**Written request**
Reproduce the line containing "What data populates" exactly, along with each line after it through the end of the data; pictures are left out.

**Dataset records on visual material**
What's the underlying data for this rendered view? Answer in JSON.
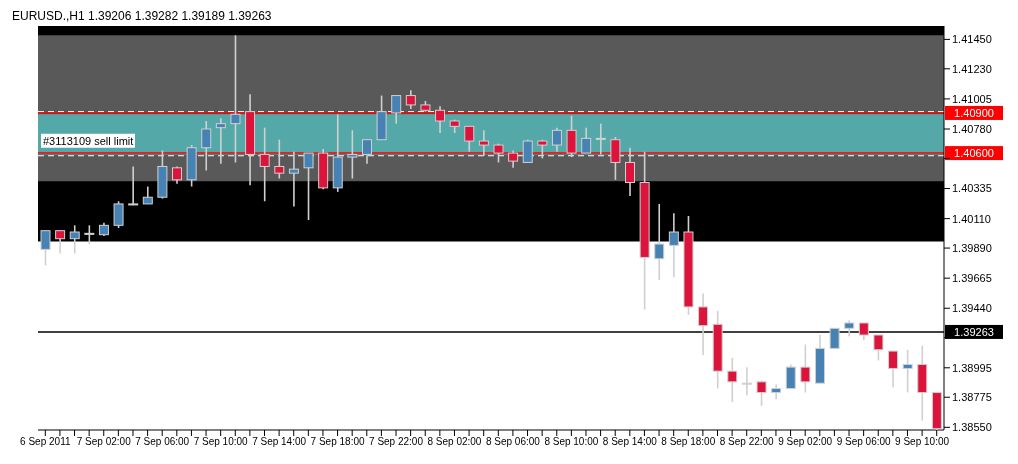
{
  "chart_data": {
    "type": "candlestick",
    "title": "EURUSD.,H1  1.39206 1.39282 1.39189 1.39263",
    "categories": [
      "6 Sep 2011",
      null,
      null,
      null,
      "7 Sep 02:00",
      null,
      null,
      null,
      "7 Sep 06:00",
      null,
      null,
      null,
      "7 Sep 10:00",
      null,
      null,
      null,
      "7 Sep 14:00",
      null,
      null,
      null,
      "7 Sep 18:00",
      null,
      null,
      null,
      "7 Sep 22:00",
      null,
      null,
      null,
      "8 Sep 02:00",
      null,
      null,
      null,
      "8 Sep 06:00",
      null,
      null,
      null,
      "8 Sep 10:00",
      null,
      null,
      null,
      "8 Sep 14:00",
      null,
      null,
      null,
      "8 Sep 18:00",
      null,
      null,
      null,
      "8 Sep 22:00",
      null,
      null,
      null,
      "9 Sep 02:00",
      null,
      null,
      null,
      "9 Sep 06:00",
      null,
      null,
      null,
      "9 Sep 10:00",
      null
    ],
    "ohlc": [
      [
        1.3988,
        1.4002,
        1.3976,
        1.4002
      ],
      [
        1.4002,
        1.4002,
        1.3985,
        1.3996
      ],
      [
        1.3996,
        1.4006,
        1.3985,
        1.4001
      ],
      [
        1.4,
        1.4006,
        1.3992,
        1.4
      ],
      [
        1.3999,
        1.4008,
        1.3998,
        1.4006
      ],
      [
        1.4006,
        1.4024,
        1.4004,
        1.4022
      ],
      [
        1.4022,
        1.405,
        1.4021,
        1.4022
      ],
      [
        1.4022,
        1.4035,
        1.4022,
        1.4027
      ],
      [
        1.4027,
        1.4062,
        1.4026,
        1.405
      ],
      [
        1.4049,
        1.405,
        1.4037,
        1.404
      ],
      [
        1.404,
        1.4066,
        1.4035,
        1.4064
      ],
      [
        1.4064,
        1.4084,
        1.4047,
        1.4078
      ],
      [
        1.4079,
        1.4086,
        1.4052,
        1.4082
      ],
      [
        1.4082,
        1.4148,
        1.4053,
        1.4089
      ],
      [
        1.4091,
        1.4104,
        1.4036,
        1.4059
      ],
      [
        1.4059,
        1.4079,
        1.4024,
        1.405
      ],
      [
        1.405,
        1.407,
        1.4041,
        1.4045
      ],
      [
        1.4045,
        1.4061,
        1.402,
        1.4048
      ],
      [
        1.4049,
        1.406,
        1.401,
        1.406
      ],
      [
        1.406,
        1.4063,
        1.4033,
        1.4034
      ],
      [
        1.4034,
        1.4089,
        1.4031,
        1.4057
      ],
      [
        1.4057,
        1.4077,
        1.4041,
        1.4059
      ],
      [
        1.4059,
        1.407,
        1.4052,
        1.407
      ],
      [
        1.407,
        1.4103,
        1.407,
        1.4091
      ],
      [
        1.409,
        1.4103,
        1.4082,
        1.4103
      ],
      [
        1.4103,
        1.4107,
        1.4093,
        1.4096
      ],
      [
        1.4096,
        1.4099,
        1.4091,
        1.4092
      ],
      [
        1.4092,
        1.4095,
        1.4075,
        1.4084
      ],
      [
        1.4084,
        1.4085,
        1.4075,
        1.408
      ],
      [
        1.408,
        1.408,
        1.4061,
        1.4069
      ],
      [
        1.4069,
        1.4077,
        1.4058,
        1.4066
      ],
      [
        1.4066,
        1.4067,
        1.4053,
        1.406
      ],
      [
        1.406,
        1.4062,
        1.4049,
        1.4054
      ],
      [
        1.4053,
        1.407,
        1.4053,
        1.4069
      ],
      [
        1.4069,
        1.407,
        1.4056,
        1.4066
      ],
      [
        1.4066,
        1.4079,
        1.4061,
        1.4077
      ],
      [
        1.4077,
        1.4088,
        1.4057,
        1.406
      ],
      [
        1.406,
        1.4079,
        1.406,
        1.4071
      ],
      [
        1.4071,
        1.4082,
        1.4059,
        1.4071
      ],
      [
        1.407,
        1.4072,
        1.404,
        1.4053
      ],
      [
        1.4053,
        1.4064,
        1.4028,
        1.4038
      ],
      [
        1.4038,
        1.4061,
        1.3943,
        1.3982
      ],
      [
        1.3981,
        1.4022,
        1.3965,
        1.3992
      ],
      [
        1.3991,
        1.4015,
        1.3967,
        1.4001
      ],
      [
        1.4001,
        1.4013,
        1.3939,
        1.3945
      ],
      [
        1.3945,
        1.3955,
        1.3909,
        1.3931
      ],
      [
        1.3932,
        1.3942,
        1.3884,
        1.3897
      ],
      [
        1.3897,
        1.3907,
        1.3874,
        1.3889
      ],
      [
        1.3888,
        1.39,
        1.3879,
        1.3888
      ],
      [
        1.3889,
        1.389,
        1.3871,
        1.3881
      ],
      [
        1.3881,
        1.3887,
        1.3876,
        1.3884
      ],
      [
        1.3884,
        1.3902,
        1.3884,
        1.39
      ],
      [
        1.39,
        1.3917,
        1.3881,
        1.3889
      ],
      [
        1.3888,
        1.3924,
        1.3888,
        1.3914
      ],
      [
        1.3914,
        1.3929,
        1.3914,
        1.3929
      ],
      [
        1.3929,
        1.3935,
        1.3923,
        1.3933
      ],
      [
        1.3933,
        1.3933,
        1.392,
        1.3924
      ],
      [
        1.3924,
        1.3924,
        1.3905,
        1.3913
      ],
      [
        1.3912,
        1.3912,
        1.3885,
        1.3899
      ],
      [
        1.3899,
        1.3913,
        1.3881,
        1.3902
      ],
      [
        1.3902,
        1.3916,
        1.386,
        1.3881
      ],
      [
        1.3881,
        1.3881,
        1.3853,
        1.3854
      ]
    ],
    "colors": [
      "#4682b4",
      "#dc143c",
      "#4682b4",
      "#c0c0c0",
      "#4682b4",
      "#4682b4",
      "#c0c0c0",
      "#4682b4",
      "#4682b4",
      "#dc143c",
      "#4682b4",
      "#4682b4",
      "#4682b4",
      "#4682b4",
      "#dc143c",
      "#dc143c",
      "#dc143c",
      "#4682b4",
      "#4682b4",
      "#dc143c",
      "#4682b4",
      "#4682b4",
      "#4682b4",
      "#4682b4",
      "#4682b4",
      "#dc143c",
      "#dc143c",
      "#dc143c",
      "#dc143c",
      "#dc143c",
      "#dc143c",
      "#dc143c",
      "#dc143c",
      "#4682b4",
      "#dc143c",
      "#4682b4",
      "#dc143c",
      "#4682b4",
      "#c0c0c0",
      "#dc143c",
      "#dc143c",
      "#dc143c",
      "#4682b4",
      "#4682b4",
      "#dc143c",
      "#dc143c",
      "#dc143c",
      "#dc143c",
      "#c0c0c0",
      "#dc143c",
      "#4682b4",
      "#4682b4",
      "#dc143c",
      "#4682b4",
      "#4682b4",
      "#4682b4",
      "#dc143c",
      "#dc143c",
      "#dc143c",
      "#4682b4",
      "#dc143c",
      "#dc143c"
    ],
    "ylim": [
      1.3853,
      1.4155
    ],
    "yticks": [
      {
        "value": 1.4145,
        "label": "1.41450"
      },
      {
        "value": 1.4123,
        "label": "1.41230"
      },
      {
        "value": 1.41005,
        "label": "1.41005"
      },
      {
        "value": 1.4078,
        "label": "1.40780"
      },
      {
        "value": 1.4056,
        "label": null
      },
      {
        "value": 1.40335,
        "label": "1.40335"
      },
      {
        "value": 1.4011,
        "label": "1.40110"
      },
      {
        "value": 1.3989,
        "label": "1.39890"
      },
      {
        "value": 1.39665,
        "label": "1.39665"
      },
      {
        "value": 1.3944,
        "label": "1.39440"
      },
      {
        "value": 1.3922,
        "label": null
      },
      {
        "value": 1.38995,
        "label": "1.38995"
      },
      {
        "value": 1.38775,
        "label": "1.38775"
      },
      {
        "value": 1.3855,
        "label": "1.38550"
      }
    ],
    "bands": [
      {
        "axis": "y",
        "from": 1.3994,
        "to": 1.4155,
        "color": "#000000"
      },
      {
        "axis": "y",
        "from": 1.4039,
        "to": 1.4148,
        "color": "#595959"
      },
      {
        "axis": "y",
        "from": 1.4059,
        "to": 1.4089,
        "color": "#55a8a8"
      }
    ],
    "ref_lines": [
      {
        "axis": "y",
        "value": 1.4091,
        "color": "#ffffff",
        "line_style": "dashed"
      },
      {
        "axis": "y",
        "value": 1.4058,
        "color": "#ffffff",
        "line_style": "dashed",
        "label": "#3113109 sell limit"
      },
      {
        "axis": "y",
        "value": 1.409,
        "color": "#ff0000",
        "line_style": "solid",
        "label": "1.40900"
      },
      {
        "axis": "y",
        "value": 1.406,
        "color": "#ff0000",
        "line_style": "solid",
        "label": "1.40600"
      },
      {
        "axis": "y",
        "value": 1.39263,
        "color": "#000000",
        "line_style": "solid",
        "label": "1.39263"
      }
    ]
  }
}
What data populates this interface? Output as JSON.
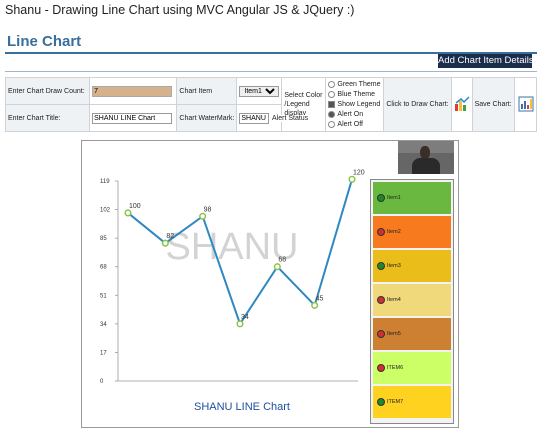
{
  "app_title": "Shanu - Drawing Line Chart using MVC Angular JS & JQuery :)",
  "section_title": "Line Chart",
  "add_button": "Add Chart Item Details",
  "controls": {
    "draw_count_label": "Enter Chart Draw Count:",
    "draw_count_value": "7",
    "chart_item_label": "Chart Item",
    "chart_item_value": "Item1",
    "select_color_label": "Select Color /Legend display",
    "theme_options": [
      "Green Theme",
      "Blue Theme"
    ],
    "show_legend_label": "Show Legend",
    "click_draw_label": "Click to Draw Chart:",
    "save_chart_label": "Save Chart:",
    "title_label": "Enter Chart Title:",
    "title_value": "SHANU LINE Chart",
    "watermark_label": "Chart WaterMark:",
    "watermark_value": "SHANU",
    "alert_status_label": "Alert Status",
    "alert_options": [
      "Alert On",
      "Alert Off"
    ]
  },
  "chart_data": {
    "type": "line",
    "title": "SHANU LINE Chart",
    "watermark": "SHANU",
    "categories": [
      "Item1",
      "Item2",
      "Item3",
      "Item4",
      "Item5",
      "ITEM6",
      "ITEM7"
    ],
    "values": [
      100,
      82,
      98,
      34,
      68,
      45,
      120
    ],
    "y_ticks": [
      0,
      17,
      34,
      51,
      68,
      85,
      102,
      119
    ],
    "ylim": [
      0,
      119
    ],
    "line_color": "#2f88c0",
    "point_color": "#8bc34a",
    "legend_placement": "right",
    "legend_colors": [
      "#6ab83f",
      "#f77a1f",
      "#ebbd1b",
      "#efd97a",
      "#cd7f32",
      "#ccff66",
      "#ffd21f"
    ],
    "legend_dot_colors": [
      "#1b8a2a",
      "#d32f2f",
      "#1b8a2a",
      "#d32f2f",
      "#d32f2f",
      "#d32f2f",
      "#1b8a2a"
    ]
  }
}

**Response**
What data populates this interface? Output as JSON.
{
  "app_title": "Shanu - Drawing Line Chart using MVC Angular JS & JQuery :)",
  "section_title": "Line Chart",
  "add_button": "Add Chart Item Details",
  "controls": {
    "draw_count_label": "Enter Chart Draw Count:",
    "draw_count_value": "7",
    "chart_item_label": "Chart Item",
    "chart_item_value": "Item1",
    "select_color_label": "Select Color /Legend display",
    "theme_options": [
      "Green Theme",
      "Blue Theme"
    ],
    "show_legend_label": "Show Legend",
    "click_draw_label": "Click to Draw Chart:",
    "save_chart_label": "Save Chart:",
    "title_label": "Enter Chart Title:",
    "title_value": "SHANU LINE Chart",
    "watermark_label": "Chart WaterMark:",
    "watermark_value": "SHANU",
    "alert_status_label": "Alert Status",
    "alert_options": [
      "Alert On",
      "Alert Off"
    ]
  },
  "chart_data": {
    "type": "line",
    "title": "SHANU LINE Chart",
    "watermark": "SHANU",
    "categories": [
      "Item1",
      "Item2",
      "Item3",
      "Item4",
      "Item5",
      "ITEM6",
      "ITEM7"
    ],
    "values": [
      100,
      82,
      98,
      34,
      68,
      45,
      120
    ],
    "y_ticks": [
      0,
      17,
      34,
      51,
      68,
      85,
      102,
      119
    ],
    "ylim": [
      0,
      119
    ],
    "line_color": "#2f88c0",
    "point_color": "#8bc34a",
    "legend_placement": "right",
    "legend_colors": [
      "#6ab83f",
      "#f77a1f",
      "#ebbd1b",
      "#efd97a",
      "#cd7f32",
      "#ccff66",
      "#ffd21f"
    ],
    "legend_dot_colors": [
      "#1b8a2a",
      "#d32f2f",
      "#1b8a2a",
      "#d32f2f",
      "#d32f2f",
      "#d32f2f",
      "#1b8a2a"
    ]
  }
}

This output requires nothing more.